▶ YOUR OBJECTIVE: Copy the lines below exactly, starting at the line that contains "tisza-infinity-logo-icon [52,40,144,88]" and ending at the line that contains "schedule-list: 8:30 - 13:00", with both of those lines included.

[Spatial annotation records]

-=-=-=-=-

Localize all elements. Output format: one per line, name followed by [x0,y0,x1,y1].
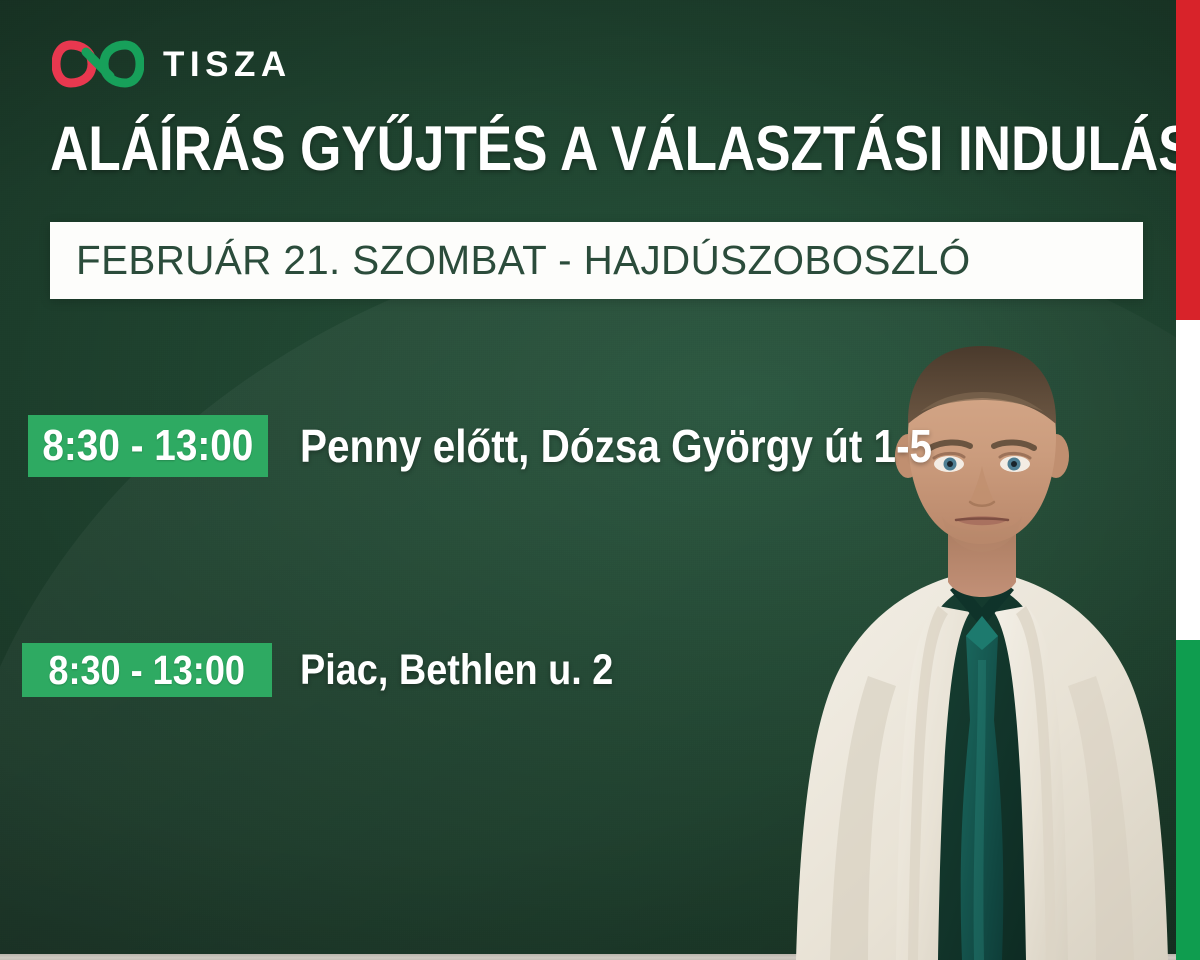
tisza-infinity-logo-icon [52,40,144,88]
flag-band-green [1176,640,1200,960]
time-badge-label: 8:30 - 13:00 [49,650,246,691]
hungarian-flag-stripe [1176,0,1200,960]
schedule-list: 8:30 - 13:00 Penny előtt, Dózsa György ú… [0,415,920,697]
brand-logo[interactable]: TISZA [52,40,292,88]
schedule-row: 8:30 - 13:00 Penny előtt, Dózsa György ú… [28,415,920,477]
time-badge-label: 8:30 - 13:00 [42,424,253,468]
poster-canvas: TISZA ALÁÍRÁS GYŰJTÉS A VÁLASZTÁSI INDUL… [0,0,1200,960]
time-badge: 8:30 - 13:00 [22,643,272,697]
location-label: Piac, Bethlen u. 2 [300,649,613,692]
time-badge: 8:30 - 13:00 [28,415,268,477]
page-title: ALÁÍRÁS GYŰJTÉS A VÁLASZTÁSI INDULÁSÉRT [50,118,980,181]
schedule-row: 8:30 - 13:00 Piac, Bethlen u. 2 [22,643,920,697]
flag-band-red [1176,0,1200,320]
bottom-edge-strip [0,954,1200,960]
date-location-bar: FEBRUÁR 21. SZOMBAT - HAJDÚSZOBOSZLÓ [50,222,1143,299]
date-location-text: FEBRUÁR 21. SZOMBAT - HAJDÚSZOBOSZLÓ [76,240,971,281]
brand-wordmark: TISZA [163,47,292,82]
location-label: Penny előtt, Dózsa György út 1-5 [300,423,932,469]
flag-band-white [1176,320,1200,640]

-=-=-=-=-

▶ THE COMPLETED TASK:
tisza-infinity-logo-icon [52,40,144,88]
flag-band-green [1176,640,1200,960]
time-badge-label: 8:30 - 13:00 [49,650,246,691]
hungarian-flag-stripe [1176,0,1200,960]
schedule-list: 8:30 - 13:00 Penny előtt, Dózsa György ú… [0,415,920,697]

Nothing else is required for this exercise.